▸ Required work:
Copy every line of the entries that includes the word "error".

=-=-=

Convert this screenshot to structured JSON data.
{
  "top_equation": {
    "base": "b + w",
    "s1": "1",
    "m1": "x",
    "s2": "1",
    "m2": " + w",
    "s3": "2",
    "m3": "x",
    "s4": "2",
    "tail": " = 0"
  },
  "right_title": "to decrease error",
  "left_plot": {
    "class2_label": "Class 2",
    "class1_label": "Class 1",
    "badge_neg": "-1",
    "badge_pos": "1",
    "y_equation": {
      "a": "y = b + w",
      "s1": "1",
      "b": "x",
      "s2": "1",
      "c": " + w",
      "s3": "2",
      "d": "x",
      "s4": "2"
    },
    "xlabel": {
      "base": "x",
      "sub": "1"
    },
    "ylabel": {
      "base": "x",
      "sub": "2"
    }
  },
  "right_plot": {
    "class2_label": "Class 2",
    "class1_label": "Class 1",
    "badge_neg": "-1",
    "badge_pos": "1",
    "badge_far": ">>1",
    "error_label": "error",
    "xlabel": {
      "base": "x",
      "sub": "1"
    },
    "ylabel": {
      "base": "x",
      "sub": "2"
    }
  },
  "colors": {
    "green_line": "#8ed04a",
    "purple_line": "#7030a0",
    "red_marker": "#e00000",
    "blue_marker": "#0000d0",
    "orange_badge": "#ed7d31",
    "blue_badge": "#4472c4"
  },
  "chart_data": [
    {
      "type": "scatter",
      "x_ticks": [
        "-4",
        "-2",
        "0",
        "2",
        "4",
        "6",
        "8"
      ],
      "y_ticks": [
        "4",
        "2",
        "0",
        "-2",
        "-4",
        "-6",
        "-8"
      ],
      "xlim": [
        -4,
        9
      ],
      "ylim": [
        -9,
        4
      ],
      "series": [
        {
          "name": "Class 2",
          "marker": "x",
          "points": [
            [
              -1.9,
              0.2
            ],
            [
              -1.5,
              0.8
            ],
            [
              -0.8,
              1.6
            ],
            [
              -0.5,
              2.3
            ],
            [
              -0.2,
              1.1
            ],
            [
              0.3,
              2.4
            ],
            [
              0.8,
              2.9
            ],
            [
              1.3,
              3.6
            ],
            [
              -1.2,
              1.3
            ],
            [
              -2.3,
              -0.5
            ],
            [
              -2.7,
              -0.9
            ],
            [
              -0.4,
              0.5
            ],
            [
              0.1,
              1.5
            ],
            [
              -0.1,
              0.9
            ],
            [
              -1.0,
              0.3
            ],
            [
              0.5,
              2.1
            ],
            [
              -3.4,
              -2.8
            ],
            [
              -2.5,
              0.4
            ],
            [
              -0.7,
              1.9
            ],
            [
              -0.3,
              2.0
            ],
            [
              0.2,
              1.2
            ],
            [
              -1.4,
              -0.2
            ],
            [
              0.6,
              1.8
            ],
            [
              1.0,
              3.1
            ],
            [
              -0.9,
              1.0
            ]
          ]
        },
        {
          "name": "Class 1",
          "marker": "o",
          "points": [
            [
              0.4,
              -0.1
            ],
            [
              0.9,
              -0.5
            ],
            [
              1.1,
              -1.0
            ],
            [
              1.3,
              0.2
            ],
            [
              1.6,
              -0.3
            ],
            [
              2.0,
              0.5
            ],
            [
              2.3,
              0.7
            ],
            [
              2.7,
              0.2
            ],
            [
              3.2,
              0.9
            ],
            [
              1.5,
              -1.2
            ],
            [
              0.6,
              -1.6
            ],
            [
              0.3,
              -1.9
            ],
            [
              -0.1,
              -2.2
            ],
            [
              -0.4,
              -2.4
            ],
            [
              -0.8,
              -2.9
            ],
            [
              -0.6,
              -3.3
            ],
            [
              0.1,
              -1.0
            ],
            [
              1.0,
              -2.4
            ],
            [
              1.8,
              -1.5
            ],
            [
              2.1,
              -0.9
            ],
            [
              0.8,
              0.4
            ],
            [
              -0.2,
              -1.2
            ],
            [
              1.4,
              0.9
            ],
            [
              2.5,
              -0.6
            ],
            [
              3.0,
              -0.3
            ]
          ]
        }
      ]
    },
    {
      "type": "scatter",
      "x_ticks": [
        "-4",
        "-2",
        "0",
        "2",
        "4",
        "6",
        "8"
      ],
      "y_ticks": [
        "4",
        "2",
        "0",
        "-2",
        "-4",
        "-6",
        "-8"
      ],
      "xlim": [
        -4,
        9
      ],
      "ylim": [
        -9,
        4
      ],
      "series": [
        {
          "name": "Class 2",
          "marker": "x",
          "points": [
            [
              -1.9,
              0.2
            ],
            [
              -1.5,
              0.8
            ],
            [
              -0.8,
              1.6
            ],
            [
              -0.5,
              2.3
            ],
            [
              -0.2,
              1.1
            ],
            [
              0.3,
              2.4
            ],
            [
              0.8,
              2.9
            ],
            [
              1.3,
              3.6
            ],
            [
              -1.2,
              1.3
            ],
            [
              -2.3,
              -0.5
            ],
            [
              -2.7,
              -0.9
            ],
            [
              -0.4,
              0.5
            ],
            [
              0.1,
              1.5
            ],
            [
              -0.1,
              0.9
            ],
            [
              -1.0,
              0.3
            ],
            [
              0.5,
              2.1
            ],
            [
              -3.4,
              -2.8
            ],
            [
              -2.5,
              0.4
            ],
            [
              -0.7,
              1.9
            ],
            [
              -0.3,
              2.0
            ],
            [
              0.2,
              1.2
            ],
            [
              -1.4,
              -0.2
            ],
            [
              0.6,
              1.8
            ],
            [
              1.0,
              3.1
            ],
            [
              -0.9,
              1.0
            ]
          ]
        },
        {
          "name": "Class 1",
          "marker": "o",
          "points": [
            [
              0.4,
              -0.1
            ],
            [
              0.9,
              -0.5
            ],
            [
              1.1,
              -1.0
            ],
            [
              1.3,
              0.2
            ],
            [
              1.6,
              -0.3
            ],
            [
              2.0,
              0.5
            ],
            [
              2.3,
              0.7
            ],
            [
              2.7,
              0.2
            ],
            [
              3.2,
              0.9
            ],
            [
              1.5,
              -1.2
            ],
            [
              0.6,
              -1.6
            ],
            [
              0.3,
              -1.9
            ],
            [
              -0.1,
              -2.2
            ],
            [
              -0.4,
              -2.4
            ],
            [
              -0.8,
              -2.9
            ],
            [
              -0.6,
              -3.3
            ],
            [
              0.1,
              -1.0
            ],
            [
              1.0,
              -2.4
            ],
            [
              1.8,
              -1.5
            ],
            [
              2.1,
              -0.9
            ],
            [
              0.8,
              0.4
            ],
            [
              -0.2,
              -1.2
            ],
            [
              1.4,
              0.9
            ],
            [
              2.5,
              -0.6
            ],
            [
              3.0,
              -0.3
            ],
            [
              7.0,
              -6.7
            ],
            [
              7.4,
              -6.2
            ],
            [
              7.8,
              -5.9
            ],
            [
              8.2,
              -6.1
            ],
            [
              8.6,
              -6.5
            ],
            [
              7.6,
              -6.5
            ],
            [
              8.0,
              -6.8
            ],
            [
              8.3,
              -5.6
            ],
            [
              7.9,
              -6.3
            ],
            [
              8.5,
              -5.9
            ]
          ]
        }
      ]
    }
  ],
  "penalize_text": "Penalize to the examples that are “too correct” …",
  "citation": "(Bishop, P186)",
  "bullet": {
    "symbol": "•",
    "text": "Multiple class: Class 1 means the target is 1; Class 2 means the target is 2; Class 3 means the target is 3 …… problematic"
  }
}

=-=-=

▸ Answer to this task:
  "right_title": "to decrease error",
    "error_label": "error",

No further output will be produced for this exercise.